(Some records)
--- BEGIN ---

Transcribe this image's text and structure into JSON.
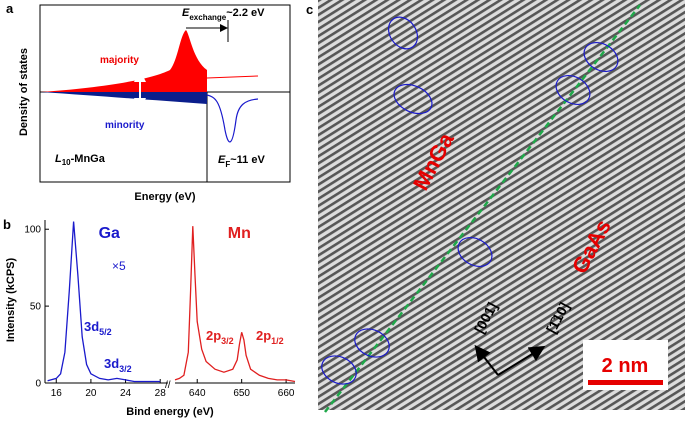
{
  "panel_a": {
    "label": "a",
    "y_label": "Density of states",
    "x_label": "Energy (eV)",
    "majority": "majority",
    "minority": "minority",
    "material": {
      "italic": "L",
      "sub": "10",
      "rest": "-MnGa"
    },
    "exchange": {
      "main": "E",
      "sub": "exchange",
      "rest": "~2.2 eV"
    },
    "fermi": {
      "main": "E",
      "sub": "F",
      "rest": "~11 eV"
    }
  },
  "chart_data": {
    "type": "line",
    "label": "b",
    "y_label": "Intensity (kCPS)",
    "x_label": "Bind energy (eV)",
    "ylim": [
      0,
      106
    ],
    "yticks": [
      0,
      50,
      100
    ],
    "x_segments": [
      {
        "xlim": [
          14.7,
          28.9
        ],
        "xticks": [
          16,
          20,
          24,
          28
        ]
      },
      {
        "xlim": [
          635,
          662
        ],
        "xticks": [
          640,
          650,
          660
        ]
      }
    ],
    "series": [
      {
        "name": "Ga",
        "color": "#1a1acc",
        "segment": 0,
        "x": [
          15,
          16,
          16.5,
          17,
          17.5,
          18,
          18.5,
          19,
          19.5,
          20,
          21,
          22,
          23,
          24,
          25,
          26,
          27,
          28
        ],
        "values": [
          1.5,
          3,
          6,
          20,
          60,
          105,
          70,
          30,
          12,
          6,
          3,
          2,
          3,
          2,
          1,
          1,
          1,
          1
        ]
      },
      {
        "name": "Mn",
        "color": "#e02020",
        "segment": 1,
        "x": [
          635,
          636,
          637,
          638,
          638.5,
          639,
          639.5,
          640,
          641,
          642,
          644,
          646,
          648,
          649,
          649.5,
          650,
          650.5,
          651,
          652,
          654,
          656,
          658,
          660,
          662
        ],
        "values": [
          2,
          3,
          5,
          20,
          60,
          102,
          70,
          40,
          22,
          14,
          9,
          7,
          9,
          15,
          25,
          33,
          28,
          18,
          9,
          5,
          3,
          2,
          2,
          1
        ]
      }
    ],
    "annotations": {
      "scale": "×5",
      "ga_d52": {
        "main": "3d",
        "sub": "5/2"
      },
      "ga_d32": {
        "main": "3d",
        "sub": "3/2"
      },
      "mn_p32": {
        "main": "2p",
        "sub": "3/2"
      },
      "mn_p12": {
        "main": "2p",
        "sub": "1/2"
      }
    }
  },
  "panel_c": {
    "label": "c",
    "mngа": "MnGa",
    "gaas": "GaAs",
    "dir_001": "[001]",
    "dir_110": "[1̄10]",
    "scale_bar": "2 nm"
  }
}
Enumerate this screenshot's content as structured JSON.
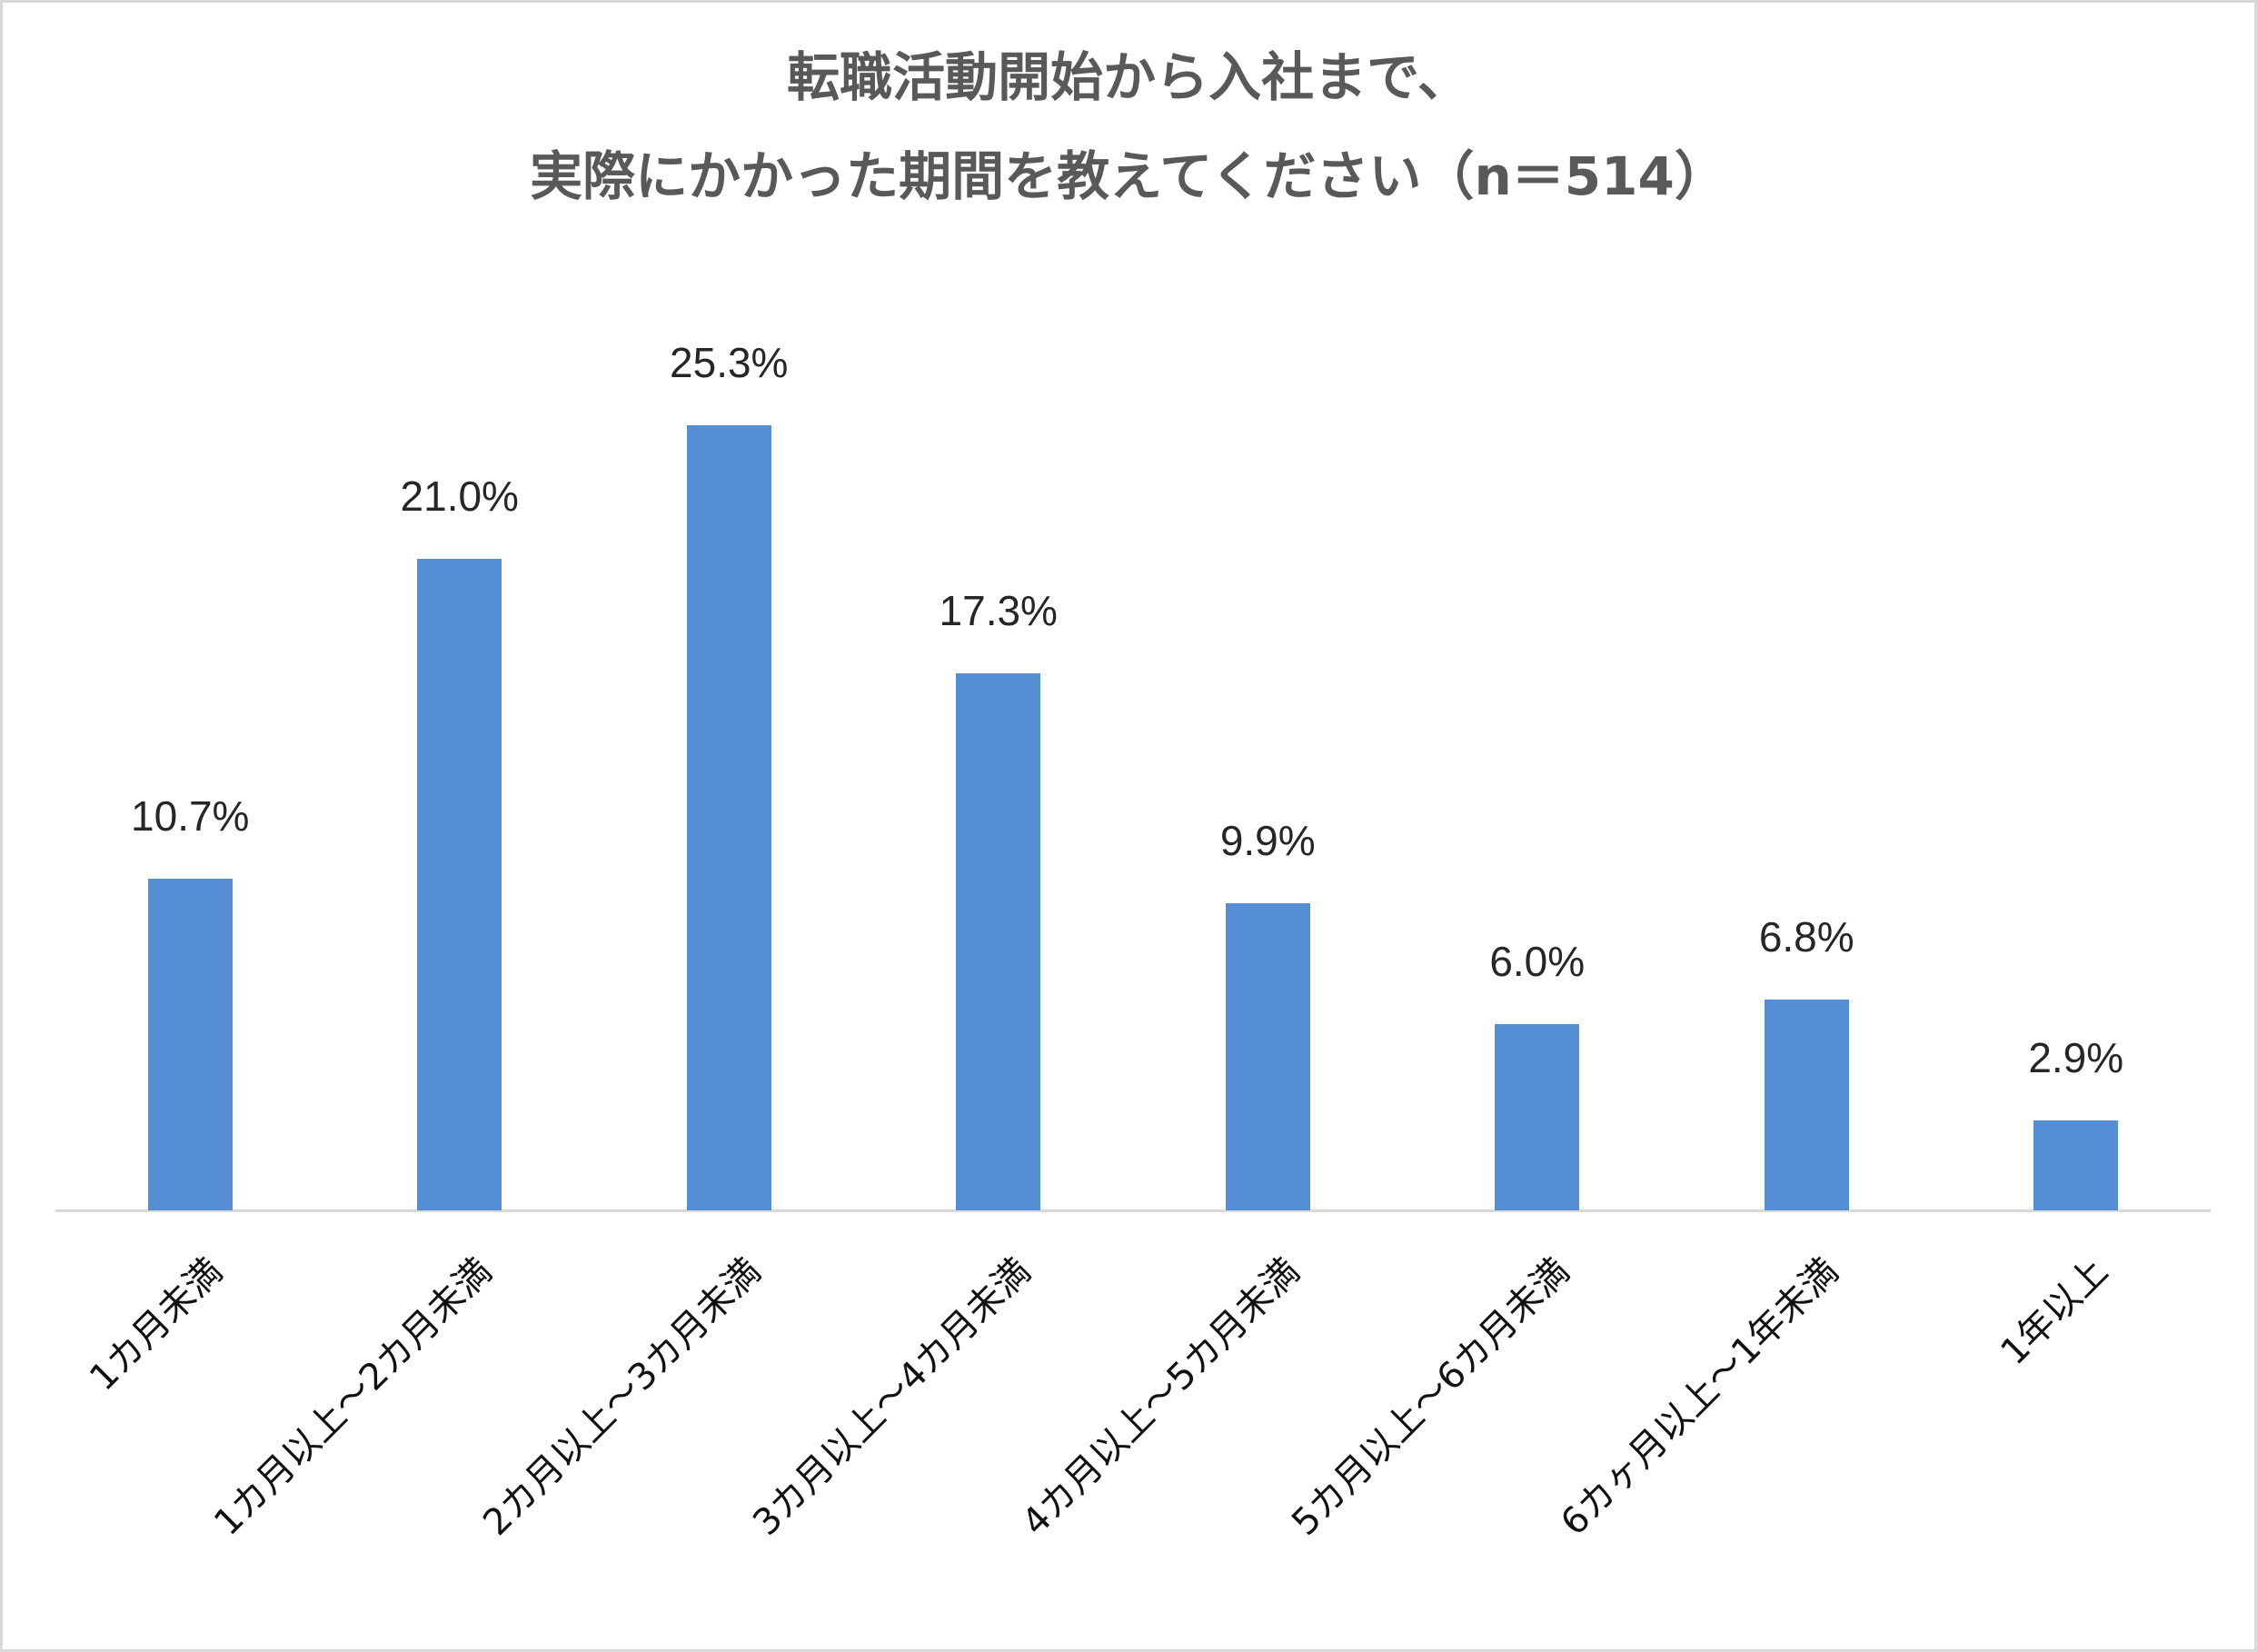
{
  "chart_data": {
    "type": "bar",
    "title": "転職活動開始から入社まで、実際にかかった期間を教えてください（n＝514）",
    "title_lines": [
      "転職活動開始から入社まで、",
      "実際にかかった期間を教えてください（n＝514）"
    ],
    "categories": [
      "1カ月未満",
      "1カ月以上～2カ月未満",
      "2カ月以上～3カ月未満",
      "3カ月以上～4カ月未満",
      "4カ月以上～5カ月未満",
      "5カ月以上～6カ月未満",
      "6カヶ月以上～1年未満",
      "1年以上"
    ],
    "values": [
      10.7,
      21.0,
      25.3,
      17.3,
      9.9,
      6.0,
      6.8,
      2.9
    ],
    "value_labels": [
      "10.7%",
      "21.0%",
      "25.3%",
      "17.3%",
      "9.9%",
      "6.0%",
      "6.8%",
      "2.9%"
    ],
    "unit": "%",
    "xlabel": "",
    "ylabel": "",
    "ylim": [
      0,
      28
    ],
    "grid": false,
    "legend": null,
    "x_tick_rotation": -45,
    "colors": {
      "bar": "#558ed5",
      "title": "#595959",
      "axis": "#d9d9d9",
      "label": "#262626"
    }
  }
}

--- END ---

GIVEN TASK – Omit every picture while copying the listing above exactly.

TASK RESPONSE –
Transcribe this image's text and structure into JSON.
{
  "panel_a": {
    "label": "a",
    "y_label": "Density of states",
    "x_label": "Energy (eV)",
    "majority": "majority",
    "minority": "minority",
    "material": {
      "italic": "L",
      "sub": "10",
      "rest": "-MnGa"
    },
    "exchange": {
      "main": "E",
      "sub": "exchange",
      "rest": "~2.2 eV"
    },
    "fermi": {
      "main": "E",
      "sub": "F",
      "rest": "~11 eV"
    }
  },
  "chart_data": {
    "type": "line",
    "label": "b",
    "y_label": "Intensity (kCPS)",
    "x_label": "Bind energy (eV)",
    "ylim": [
      0,
      106
    ],
    "yticks": [
      0,
      50,
      100
    ],
    "x_segments": [
      {
        "xlim": [
          14.7,
          28.9
        ],
        "xticks": [
          16,
          20,
          24,
          28
        ]
      },
      {
        "xlim": [
          635,
          662
        ],
        "xticks": [
          640,
          650,
          660
        ]
      }
    ],
    "series": [
      {
        "name": "Ga",
        "color": "#1a1acc",
        "segment": 0,
        "x": [
          15,
          16,
          16.5,
          17,
          17.5,
          18,
          18.5,
          19,
          19.5,
          20,
          21,
          22,
          23,
          24,
          25,
          26,
          27,
          28
        ],
        "values": [
          1.5,
          3,
          6,
          20,
          60,
          105,
          70,
          30,
          12,
          6,
          3,
          2,
          3,
          2,
          1,
          1,
          1,
          1
        ]
      },
      {
        "name": "Mn",
        "color": "#e02020",
        "segment": 1,
        "x": [
          635,
          636,
          637,
          638,
          638.5,
          639,
          639.5,
          640,
          641,
          642,
          644,
          646,
          648,
          649,
          649.5,
          650,
          650.5,
          651,
          652,
          654,
          656,
          658,
          660,
          662
        ],
        "values": [
          2,
          3,
          5,
          20,
          60,
          102,
          70,
          40,
          22,
          14,
          9,
          7,
          9,
          15,
          25,
          33,
          28,
          18,
          9,
          5,
          3,
          2,
          2,
          1
        ]
      }
    ],
    "annotations": {
      "scale": "×5",
      "ga_d52": {
        "main": "3d",
        "sub": "5/2"
      },
      "ga_d32": {
        "main": "3d",
        "sub": "3/2"
      },
      "mn_p32": {
        "main": "2p",
        "sub": "3/2"
      },
      "mn_p12": {
        "main": "2p",
        "sub": "1/2"
      }
    }
  },
  "panel_c": {
    "label": "c",
    "mngа": "MnGa",
    "gaas": "GaAs",
    "dir_001": "[001]",
    "dir_110": "[1̄10]",
    "scale_bar": "2 nm"
  }
}
Enumerate this screenshot's content as structured JSON.
{
  "chart_data": {
    "type": "bar",
    "title": "転職活動開始から入社まで、実際にかかった期間を教えてください（n＝514）",
    "title_lines": [
      "転職活動開始から入社まで、",
      "実際にかかった期間を教えてください（n＝514）"
    ],
    "categories": [
      "1カ月未満",
      "1カ月以上～2カ月未満",
      "2カ月以上～3カ月未満",
      "3カ月以上～4カ月未満",
      "4カ月以上～5カ月未満",
      "5カ月以上～6カ月未満",
      "6カヶ月以上～1年未満",
      "1年以上"
    ],
    "values": [
      10.7,
      21.0,
      25.3,
      17.3,
      9.9,
      6.0,
      6.8,
      2.9
    ],
    "value_labels": [
      "10.7%",
      "21.0%",
      "25.3%",
      "17.3%",
      "9.9%",
      "6.0%",
      "6.8%",
      "2.9%"
    ],
    "unit": "%",
    "xlabel": "",
    "ylabel": "",
    "ylim": [
      0,
      28
    ],
    "grid": false,
    "legend": null,
    "x_tick_rotation": -45,
    "colors": {
      "bar": "#558ed5",
      "title": "#595959",
      "axis": "#d9d9d9",
      "label": "#262626"
    }
  }
}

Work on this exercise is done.